● What to produce:
Here are some entries; quote each one exactly.

● Listing:

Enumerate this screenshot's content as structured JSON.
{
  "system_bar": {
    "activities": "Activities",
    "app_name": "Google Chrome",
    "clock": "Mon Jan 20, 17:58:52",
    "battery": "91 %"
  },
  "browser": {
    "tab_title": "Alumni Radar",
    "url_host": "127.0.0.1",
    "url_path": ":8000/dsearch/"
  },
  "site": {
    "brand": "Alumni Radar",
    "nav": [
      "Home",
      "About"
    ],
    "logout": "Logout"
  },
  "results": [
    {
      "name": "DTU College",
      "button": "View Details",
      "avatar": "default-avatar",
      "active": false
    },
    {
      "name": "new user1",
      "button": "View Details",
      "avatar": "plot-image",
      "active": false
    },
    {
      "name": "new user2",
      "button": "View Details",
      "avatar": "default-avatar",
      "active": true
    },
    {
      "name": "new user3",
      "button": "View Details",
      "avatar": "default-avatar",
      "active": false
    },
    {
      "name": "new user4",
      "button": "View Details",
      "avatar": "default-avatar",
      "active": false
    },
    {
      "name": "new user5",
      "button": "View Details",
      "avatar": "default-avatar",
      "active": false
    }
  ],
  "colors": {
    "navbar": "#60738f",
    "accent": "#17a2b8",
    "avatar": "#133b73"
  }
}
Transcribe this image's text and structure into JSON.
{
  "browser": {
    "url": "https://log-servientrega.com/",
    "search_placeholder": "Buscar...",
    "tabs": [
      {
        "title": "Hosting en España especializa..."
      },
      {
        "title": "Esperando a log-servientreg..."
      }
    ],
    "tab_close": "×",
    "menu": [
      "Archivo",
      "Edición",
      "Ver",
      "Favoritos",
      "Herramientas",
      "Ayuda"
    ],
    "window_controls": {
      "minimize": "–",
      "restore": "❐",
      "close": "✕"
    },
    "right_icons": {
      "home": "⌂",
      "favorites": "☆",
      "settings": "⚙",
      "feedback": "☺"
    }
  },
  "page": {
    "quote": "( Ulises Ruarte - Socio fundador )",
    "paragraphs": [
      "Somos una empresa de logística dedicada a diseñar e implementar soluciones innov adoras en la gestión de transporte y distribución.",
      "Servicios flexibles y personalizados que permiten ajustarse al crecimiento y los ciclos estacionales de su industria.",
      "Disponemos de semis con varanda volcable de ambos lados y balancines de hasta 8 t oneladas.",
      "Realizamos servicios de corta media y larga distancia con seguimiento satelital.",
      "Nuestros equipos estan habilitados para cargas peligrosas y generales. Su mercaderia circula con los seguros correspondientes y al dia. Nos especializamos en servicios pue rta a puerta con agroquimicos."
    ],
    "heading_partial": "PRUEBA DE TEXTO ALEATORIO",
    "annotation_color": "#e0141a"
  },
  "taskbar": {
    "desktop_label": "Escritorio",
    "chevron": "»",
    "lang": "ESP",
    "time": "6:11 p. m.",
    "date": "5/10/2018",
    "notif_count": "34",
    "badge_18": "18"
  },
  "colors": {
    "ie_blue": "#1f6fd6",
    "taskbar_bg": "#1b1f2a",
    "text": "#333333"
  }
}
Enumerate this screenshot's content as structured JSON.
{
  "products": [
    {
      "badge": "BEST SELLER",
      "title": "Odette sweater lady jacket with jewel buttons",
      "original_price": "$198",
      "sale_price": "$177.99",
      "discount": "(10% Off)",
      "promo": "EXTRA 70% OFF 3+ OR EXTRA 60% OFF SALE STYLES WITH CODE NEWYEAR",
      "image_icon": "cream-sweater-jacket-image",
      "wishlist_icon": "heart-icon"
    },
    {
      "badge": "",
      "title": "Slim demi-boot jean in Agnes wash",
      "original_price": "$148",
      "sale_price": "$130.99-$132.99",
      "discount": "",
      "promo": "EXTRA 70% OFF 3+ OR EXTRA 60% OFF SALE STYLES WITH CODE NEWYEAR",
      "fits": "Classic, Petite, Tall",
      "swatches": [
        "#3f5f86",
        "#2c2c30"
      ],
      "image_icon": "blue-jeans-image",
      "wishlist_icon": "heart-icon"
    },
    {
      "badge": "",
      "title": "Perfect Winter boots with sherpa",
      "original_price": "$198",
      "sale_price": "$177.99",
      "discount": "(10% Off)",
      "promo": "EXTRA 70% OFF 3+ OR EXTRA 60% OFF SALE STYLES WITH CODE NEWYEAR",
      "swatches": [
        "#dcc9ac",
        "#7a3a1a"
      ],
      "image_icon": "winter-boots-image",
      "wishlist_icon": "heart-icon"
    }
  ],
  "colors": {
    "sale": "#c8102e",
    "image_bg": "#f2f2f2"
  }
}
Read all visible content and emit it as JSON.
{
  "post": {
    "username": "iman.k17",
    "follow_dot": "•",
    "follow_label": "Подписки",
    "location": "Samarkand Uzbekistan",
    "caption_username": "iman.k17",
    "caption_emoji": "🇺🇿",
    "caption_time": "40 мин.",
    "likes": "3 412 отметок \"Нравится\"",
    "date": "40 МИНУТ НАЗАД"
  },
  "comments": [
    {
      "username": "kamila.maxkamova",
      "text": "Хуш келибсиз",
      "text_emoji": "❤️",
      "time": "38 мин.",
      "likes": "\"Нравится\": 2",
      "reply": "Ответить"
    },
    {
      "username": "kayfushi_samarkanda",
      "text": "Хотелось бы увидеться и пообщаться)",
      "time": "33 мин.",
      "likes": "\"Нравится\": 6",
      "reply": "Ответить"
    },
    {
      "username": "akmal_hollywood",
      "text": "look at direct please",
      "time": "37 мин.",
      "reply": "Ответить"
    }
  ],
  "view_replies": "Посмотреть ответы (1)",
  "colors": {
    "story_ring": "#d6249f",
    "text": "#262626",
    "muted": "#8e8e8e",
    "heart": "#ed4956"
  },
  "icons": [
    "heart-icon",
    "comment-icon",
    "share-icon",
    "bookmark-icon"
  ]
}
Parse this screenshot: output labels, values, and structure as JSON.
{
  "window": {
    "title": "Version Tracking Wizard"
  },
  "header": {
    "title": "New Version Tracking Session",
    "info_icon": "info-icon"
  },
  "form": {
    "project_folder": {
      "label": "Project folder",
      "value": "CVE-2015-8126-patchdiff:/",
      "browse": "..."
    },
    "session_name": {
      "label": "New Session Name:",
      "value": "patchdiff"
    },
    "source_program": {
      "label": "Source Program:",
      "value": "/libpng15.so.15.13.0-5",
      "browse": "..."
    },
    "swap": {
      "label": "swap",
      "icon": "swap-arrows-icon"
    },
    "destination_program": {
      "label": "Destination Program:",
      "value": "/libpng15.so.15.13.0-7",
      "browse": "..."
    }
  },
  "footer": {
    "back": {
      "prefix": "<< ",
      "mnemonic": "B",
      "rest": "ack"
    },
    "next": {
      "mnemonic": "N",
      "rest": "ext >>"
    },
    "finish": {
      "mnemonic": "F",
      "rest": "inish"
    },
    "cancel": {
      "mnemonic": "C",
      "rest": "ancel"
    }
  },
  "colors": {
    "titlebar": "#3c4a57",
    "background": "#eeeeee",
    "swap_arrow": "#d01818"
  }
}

● Worked answer:
Enumerate this screenshot's content as structured JSON.
{
  "system_bar": {
    "activities": "Activities",
    "app_name": "Google Chrome",
    "clock": "Mon Jan 20, 17:58:52",
    "battery": "91 %"
  },
  "browser": {
    "tab_title": "Alumni Radar",
    "url_host": "127.0.0.1",
    "url_path": ":8000/dsearch/"
  },
  "site": {
    "brand": "Alumni Radar",
    "nav": [
      "Home",
      "About"
    ],
    "logout": "Logout"
  },
  "results": [
    {
      "name": "DTU College",
      "button": "View Details",
      "avatar": "default-avatar",
      "active": false
    },
    {
      "name": "new user1",
      "button": "View Details",
      "avatar": "plot-image",
      "active": false
    },
    {
      "name": "new user2",
      "button": "View Details",
      "avatar": "default-avatar",
      "active": true
    },
    {
      "name": "new user3",
      "button": "View Details",
      "avatar": "default-avatar",
      "active": false
    },
    {
      "name": "new user4",
      "button": "View Details",
      "avatar": "default-avatar",
      "active": false
    },
    {
      "name": "new user5",
      "button": "View Details",
      "avatar": "default-avatar",
      "active": false
    }
  ],
  "colors": {
    "navbar": "#60738f",
    "accent": "#17a2b8",
    "avatar": "#133b73"
  }
}
Transcribe this image's text and structure into JSON.
{
  "browser": {
    "url": "https://log-servientrega.com/",
    "search_placeholder": "Buscar...",
    "tabs": [
      {
        "title": "Hosting en España especializa..."
      },
      {
        "title": "Esperando a log-servientreg..."
      }
    ],
    "tab_close": "×",
    "menu": [
      "Archivo",
      "Edición",
      "Ver",
      "Favoritos",
      "Herramientas",
      "Ayuda"
    ],
    "window_controls": {
      "minimize": "–",
      "restore": "❐",
      "close": "✕"
    },
    "right_icons": {
      "home": "⌂",
      "favorites": "☆",
      "settings": "⚙",
      "feedback": "☺"
    }
  },
  "page": {
    "quote": "( Ulises Ruarte - Socio fundador )",
    "paragraphs": [
      "Somos una empresa de logística dedicada a diseñar e implementar soluciones innov adoras en la gestión de transporte y distribución.",
      "Servicios flexibles y personalizados que permiten ajustarse al crecimiento y los ciclos estacionales de su industria.",
      "Disponemos de semis con varanda volcable de ambos lados y balancines de hasta 8 t oneladas.",
      "Realizamos servicios de corta media y larga distancia con seguimiento satelital.",
      "Nuestros equipos estan habilitados para cargas peligrosas y generales. Su mercaderia circula con los seguros correspondientes y al dia. Nos especializamos en servicios pue rta a puerta con agroquimicos."
    ],
    "heading_partial": "PRUEBA DE TEXTO ALEATORIO",
    "annotation_color": "#e0141a"
  },
  "taskbar": {
    "desktop_label": "Escritorio",
    "chevron": "»",
    "lang": "ESP",
    "time": "6:11 p. m.",
    "date": "5/10/2018",
    "notif_count": "34",
    "badge_18": "18"
  },
  "colors": {
    "ie_blue": "#1f6fd6",
    "taskbar_bg": "#1b1f2a",
    "text": "#333333"
  }
}
Enumerate this screenshot's content as structured JSON.
{
  "products": [
    {
      "badge": "BEST SELLER",
      "title": "Odette sweater lady jacket with jewel buttons",
      "original_price": "$198",
      "sale_price": "$177.99",
      "discount": "(10% Off)",
      "promo": "EXTRA 70% OFF 3+ OR EXTRA 60% OFF SALE STYLES WITH CODE NEWYEAR",
      "image_icon": "cream-sweater-jacket-image",
      "wishlist_icon": "heart-icon"
    },
    {
      "badge": "",
      "title": "Slim demi-boot jean in Agnes wash",
      "original_price": "$148",
      "sale_price": "$130.99-$132.99",
      "discount": "",
      "promo": "EXTRA 70% OFF 3+ OR EXTRA 60% OFF SALE STYLES WITH CODE NEWYEAR",
      "fits": "Classic, Petite, Tall",
      "swatches": [
        "#3f5f86",
        "#2c2c30"
      ],
      "image_icon": "blue-jeans-image",
      "wishlist_icon": "heart-icon"
    },
    {
      "badge": "",
      "title": "Perfect Winter boots with sherpa",
      "original_price": "$198",
      "sale_price": "$177.99",
      "discount": "(10% Off)",
      "promo": "EXTRA 70% OFF 3+ OR EXTRA 60% OFF SALE STYLES WITH CODE NEWYEAR",
      "swatches": [
        "#dcc9ac",
        "#7a3a1a"
      ],
      "image_icon": "winter-boots-image",
      "wishlist_icon": "heart-icon"
    }
  ],
  "colors": {
    "sale": "#c8102e",
    "image_bg": "#f2f2f2"
  }
}
Read all visible content and emit it as JSON.
{
  "post": {
    "username": "iman.k17",
    "follow_dot": "•",
    "follow_label": "Подписки",
    "location": "Samarkand Uzbekistan",
    "caption_username": "iman.k17",
    "caption_emoji": "🇺🇿",
    "caption_time": "40 мин.",
    "likes": "3 412 отметок \"Нравится\"",
    "date": "40 МИНУТ НАЗАД"
  },
  "comments": [
    {
      "username": "kamila.maxkamova",
      "text": "Хуш келибсиз",
      "text_emoji": "❤️",
      "time": "38 мин.",
      "likes": "\"Нравится\": 2",
      "reply": "Ответить"
    },
    {
      "username": "kayfushi_samarkanda",
      "text": "Хотелось бы увидеться и пообщаться)",
      "time": "33 мин.",
      "likes": "\"Нравится\": 6",
      "reply": "Ответить"
    },
    {
      "username": "akmal_hollywood",
      "text": "look at direct please",
      "time": "37 мин.",
      "reply": "Ответить"
    }
  ],
  "view_replies": "Посмотреть ответы (1)",
  "colors": {
    "story_ring": "#d6249f",
    "text": "#262626",
    "muted": "#8e8e8e",
    "heart": "#ed4956"
  },
  "icons": [
    "heart-icon",
    "comment-icon",
    "share-icon",
    "bookmark-icon"
  ]
}
Parse this screenshot: output labels, values, and structure as JSON.
{
  "window": {
    "title": "Version Tracking Wizard"
  },
  "header": {
    "title": "New Version Tracking Session",
    "info_icon": "info-icon"
  },
  "form": {
    "project_folder": {
      "label": "Project folder",
      "value": "CVE-2015-8126-patchdiff:/",
      "browse": "..."
    },
    "session_name": {
      "label": "New Session Name:",
      "value": "patchdiff"
    },
    "source_program": {
      "label": "Source Program:",
      "value": "/libpng15.so.15.13.0-5",
      "browse": "..."
    },
    "swap": {
      "label": "swap",
      "icon": "swap-arrows-icon"
    },
    "destination_program": {
      "label": "Destination Program:",
      "value": "/libpng15.so.15.13.0-7",
      "browse": "..."
    }
  },
  "footer": {
    "back": {
      "prefix": "<< ",
      "mnemonic": "B",
      "rest": "ack"
    },
    "next": {
      "mnemonic": "N",
      "rest": "ext >>"
    },
    "finish": {
      "mnemonic": "F",
      "rest": "inish"
    },
    "cancel": {
      "mnemonic": "C",
      "rest": "ancel"
    }
  },
  "colors": {
    "titlebar": "#3c4a57",
    "background": "#eeeeee",
    "swap_arrow": "#d01818"
  }
}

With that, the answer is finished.